→ Data for this exercise:
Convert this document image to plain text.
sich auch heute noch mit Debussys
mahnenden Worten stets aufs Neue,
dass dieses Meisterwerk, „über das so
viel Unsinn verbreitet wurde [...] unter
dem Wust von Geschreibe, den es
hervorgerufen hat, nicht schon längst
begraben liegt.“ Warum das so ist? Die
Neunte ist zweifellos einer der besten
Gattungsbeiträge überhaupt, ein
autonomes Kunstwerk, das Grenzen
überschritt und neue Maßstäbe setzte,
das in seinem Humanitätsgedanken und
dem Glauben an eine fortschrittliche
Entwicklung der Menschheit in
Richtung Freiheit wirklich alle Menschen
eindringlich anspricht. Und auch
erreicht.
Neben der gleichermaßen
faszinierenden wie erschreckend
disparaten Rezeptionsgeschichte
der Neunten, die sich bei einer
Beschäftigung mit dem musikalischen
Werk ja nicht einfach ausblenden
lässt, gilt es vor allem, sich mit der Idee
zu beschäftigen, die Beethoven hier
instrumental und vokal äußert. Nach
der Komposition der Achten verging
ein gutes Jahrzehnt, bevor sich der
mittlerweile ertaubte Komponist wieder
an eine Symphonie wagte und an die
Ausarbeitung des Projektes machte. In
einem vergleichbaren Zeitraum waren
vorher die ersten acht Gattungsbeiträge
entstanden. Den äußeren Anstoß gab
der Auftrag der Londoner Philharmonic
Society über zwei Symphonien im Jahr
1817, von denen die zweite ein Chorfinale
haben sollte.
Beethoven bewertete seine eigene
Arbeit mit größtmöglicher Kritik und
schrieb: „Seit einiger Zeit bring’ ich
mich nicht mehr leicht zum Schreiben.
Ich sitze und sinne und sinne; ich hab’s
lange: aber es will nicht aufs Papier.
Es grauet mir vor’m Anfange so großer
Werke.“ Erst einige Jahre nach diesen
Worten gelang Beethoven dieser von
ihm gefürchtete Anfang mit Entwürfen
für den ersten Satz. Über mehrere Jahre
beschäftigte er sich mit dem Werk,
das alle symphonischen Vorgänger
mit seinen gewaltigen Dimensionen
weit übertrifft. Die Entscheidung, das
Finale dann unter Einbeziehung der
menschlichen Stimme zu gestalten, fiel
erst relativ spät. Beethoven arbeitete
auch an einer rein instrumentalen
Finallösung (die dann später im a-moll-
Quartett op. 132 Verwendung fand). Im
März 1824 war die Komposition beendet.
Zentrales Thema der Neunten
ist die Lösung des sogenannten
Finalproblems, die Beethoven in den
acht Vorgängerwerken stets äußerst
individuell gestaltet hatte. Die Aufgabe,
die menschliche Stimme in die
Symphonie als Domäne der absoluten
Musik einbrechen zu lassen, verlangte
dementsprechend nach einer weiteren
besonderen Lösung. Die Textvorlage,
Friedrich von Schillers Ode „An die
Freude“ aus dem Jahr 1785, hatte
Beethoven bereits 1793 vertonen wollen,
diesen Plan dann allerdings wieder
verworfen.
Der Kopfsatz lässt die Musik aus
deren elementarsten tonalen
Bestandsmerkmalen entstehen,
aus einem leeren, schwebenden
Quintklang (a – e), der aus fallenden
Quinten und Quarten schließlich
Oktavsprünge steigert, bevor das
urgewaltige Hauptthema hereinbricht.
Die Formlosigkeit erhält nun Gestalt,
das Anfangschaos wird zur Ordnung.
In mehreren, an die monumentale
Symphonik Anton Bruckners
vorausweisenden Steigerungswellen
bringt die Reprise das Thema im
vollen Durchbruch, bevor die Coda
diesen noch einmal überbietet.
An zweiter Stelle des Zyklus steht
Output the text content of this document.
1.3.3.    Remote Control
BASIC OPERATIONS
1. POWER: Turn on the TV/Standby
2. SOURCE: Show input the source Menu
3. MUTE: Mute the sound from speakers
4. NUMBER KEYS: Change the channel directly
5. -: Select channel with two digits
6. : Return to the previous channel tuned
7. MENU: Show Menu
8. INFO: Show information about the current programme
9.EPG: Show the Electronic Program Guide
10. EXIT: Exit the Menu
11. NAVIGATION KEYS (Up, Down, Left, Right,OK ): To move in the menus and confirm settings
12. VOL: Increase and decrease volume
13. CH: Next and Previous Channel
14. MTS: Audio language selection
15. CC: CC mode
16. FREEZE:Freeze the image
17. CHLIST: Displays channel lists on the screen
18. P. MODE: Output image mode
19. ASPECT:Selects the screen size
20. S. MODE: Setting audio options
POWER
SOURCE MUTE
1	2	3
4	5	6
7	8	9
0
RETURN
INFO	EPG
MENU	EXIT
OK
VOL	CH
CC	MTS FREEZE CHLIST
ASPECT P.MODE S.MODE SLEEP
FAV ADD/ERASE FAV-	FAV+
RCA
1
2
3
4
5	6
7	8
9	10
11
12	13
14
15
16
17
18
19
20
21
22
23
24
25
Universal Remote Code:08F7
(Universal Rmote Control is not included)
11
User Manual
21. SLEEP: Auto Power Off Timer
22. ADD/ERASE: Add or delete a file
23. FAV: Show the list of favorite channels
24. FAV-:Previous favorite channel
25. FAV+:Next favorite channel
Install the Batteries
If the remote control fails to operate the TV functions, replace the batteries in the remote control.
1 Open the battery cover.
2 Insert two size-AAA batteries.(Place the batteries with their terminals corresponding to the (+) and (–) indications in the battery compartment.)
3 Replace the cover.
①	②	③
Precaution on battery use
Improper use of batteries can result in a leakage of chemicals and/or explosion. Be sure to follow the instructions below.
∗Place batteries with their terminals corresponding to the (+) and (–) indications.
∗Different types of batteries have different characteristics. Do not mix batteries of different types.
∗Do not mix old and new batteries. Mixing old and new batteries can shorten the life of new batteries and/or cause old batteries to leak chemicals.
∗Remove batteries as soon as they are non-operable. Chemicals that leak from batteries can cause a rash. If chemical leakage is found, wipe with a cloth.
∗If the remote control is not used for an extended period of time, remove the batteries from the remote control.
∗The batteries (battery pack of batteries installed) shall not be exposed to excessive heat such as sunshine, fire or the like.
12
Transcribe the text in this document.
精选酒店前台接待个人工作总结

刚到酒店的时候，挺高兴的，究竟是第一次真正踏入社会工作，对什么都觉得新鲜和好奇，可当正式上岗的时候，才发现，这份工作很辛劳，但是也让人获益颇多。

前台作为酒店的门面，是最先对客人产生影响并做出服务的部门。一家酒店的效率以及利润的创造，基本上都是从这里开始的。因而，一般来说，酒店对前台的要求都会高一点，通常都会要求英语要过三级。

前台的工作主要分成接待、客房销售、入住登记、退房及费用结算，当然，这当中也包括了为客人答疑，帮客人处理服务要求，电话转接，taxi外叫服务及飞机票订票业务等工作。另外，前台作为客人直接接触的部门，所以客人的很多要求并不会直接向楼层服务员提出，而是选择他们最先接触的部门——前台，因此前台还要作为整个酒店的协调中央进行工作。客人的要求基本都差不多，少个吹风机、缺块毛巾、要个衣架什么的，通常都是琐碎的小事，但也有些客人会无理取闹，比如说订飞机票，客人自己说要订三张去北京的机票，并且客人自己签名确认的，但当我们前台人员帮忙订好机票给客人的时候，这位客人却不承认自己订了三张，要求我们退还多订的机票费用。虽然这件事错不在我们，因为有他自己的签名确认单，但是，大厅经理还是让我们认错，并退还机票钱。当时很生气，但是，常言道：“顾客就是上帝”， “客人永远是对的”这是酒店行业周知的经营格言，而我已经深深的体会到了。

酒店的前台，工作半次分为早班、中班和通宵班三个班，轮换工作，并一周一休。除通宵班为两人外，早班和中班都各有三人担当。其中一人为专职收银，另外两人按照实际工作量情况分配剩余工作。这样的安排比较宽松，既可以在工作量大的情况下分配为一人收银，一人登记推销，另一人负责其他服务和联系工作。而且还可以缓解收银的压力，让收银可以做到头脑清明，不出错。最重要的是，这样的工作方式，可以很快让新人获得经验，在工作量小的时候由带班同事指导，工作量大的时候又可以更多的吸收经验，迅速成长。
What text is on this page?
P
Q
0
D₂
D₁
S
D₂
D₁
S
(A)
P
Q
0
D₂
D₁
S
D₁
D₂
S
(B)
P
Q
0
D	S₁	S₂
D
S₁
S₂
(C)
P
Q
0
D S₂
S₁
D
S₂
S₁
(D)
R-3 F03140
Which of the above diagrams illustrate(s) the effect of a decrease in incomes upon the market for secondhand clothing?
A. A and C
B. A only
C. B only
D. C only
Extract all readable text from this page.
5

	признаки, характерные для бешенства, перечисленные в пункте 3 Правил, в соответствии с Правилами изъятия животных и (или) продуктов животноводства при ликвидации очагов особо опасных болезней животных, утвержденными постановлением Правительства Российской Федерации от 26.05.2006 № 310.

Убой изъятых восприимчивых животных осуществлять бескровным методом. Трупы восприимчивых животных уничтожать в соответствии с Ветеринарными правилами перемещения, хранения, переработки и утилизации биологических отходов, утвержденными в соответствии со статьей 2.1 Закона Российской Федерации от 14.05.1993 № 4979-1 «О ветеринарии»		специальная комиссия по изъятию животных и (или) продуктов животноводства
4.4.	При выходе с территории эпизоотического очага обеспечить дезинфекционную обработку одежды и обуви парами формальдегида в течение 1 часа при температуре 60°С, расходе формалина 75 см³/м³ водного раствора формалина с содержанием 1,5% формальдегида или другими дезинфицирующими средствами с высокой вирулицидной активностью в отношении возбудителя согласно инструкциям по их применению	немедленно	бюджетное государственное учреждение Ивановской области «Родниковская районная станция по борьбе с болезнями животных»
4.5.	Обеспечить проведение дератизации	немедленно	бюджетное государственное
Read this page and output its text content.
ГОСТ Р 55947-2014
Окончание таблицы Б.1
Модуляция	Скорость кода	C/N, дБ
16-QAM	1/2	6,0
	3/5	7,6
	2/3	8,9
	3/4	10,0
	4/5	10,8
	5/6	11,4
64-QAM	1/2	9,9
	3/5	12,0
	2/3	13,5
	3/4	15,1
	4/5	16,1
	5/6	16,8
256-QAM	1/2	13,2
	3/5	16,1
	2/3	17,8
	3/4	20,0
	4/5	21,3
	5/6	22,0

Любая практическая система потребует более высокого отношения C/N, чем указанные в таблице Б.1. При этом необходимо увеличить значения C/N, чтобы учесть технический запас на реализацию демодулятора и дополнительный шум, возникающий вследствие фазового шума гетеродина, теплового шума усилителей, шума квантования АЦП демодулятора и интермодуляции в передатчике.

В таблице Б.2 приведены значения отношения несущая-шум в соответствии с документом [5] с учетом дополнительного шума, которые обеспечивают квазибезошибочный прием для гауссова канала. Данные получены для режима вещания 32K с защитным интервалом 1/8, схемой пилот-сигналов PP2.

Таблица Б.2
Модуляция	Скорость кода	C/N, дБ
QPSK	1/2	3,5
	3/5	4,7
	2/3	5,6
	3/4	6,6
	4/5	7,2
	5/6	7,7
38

→ Exercise aim: Copy down every line of the material above that includes the string "nicht".

→ Exercise answer:
hervorgerufen hat, nicht schon längst
Werk ja nicht einfach ausblenden
mich nicht mehr leicht zum Schreiben.
lange: aber es will nicht aufs Papier.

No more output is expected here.